## TASKS TO CARRY OUT
a: In the text on mutations, which amino acid replaces glutamate at codon 6 of the HBB gene in the sickle-cell case?
b: Pick up the text on mutations after its final sentence and continue it.

## SOURCE TEXT
== Segment start ==
Sample response. Deleting three bases removes exactly one whole codon, so the reading frame is preserved for every codon downstream. The ribosome translates the rest of the mRNA in the original frame and terminates at the natural stop codon. The polypeptide produced is therefore one amino acid shorter than wild-type — approximately 499 amino acids long. Although the rest of the protein sequence is intact, the missing amino acid may still locally disrupt folding or function (analogous to ΔF508 CFTR in cystic fibrosis).

Marking notes. 1 mark for "reading frame preserved because three bases = one codon"; 1 mark for predicting a polypeptide length of approximately 499 aa (or "one amino acid shorter than wild-type"); 1 mark for noting that no frameshift occurs / no premature stop is introduced (or equivalent — that the rest of the protein is translated normally).

Sample response. The claim that point mutations "only ever cause small biological effects" is rejected. While a point mutation is by definition a base-level change, its biological consequences range from essentially none (silent substitutions) to lethal (frameshifts and active-site missense mutations), depending on the type of mutation and its position within the gene. The sickle-cell case (HbS) is a substitution at codon 6 of the HBB gene: GAG (Glu) → GUG (Val). The mutation type is mild — a single substitution producing a single missense change — yet because the polar, charged glutamate is replaced by a non-polar, hydrophobic valine on the surface of β-globin, haemoglobin polymerises into long fibres under low oxygen. Red blood cells distort into rigid sickles, block capillaries, are removed prematurely by the spleen, and the homozygous phenotype includes anaemia, pain crises and organ damage. A single base change therefore produces a dramatic, multi-organ phenotype because of its specific position on the haemoglobin protein. A frameshift example shows the same point at the other end of the spectrum: in Duchenne muscular dystrophy, a single-base deletion early in the DMD gene shifts the reading frame and introduces a premature stop codon within ~20 codons, truncating dystrophin and abolishing function — severe progressive muscle degeneration follows from the loss of just one base. By contrast, the same kind of frameshift very near the natural stop codon would shorten the protein by only a handful of residues and might be tolerated. Likewise, the three-base deletion in cystic fibrosis (ΔF508) removes one codon without a frameshift but still disrupts CFTR folding catastrophically. So mutation type sets the maximum disruption (substitution ≤ one amino acid change; single-base indel = whole downstream frame shifted) and position determines whether that disruption hits a functionally critical region. The original claim is wrong both at the level of type (frameshifts can devastate a protein) and at the level of position (even a single missense at a critical site, as in sickle cell, produces a major clinical effect). A point mutation's biological effect depends on type, position and protein context, not on the size of the DNA change.
== Segment end ==
## DATA
== Segment start ==
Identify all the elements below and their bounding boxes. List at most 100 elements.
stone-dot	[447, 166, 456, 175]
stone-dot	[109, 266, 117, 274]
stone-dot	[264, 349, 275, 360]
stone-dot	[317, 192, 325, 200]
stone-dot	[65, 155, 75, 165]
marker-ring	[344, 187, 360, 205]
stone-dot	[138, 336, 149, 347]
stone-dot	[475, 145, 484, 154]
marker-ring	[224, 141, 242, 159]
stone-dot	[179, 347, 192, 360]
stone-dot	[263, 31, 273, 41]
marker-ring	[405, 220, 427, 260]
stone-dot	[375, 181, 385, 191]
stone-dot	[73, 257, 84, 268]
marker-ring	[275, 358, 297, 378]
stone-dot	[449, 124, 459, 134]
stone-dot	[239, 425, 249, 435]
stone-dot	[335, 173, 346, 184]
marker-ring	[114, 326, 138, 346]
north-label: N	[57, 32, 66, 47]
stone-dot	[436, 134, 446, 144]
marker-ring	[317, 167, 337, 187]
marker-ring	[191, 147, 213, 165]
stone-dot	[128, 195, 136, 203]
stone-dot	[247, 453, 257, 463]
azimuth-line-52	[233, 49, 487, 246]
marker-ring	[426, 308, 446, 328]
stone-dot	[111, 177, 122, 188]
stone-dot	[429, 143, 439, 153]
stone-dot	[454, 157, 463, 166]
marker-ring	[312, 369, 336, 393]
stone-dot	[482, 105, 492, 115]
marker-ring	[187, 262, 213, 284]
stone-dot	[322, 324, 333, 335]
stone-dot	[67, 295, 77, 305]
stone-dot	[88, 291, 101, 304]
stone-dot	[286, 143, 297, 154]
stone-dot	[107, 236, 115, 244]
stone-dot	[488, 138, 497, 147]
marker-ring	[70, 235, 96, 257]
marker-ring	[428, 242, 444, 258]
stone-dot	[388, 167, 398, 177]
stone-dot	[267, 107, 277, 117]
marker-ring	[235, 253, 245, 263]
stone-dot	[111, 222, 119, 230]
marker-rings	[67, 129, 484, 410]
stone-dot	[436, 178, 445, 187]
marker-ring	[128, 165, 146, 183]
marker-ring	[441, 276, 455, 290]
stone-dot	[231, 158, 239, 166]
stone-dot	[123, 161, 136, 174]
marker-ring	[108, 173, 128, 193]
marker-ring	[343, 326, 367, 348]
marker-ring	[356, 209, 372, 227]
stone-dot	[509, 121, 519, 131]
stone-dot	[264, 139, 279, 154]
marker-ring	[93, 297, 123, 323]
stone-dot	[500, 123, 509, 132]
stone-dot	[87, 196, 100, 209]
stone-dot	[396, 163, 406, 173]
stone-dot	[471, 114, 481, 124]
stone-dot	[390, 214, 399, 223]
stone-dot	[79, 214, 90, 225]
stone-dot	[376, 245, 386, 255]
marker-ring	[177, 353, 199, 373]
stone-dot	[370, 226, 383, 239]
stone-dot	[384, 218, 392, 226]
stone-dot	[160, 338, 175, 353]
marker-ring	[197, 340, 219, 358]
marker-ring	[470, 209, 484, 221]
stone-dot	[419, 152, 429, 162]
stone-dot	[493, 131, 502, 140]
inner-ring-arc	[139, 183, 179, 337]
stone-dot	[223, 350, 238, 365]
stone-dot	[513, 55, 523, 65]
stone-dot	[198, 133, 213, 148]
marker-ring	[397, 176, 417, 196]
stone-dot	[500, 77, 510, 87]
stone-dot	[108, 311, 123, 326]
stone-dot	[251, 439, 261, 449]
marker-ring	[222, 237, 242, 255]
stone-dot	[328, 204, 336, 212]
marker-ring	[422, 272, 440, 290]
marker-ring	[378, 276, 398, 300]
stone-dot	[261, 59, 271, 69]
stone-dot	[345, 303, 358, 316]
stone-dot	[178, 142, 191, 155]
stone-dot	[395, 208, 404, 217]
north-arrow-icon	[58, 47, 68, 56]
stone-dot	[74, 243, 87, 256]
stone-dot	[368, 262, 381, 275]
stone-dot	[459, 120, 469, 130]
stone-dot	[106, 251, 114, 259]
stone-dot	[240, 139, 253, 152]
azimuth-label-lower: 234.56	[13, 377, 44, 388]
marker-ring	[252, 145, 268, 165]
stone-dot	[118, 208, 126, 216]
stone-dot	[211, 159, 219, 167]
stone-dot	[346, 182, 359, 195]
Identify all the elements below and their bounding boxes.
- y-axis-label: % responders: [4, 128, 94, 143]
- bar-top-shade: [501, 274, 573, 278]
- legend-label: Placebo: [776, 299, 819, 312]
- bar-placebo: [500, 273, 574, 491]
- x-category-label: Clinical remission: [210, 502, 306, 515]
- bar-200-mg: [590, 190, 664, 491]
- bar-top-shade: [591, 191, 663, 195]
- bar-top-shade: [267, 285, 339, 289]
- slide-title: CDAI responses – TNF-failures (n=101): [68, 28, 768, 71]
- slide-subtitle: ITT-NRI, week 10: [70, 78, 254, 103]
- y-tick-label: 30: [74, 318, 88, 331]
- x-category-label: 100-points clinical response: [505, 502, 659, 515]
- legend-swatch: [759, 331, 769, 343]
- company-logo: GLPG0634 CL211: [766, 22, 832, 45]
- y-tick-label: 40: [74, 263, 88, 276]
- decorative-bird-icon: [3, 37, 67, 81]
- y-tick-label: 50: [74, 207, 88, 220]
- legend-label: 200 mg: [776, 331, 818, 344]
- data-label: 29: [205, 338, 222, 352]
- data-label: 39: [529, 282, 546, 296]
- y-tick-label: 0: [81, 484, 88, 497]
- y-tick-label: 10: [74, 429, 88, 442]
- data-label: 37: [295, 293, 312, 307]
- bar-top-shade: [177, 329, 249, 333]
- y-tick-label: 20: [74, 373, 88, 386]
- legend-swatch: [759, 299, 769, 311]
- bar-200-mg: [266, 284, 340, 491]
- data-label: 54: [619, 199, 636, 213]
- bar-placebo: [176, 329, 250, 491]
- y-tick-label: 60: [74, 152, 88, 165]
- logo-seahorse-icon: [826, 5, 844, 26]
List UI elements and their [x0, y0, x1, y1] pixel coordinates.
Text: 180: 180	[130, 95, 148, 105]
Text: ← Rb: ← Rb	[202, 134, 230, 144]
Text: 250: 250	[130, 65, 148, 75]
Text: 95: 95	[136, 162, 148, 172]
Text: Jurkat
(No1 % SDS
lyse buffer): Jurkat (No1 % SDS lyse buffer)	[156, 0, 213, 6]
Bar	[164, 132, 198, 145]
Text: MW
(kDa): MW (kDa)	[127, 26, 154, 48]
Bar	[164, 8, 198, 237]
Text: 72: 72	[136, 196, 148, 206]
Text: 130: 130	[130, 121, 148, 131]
== Segment end ==
## ANSWERS BY TASK
a: Valine (GAG → GUG).

b:
Marking notes. 1 mark — Defines point mutation as a base-level DNA change and signals that the claim will be rejected. 1 mark — Correctly classifies HbS (substitution; missense; GAG → GUG; Glu → Val at codon 6 of HBB). 1 mark — Connects the Glu → Val change (polar/charged → non-polar/hydrophobic) to haemoglobin polymerisation and red blood cell sickling. 1 mark — Links sickling to the homozygous clinical phenotype (anaemia, capillary blockage, pain crises, organ damage) to show the magnitude of effect from a single base change. 1 mark — Uses a frameshift example (e.g. Duchenne, generic single-base deletion) with explicit reading-frame shift and premature stop codon mechanism. 1 mark — Uses position as a separate axis (e.g. frameshift near the start severe vs near the end mild; missense at active site vs surface loop). 1 mark — Reaches an explicit evaluative judgement that rejects "only small effects" and integrates both mutation type and position. 1 mark — Uses precise lesson terminology throughout (codon, reading frame, frameshift, missense, nonsense, silent, premature stop) and connects to the DNA → codon → amino-acid → protein → phenotype chain.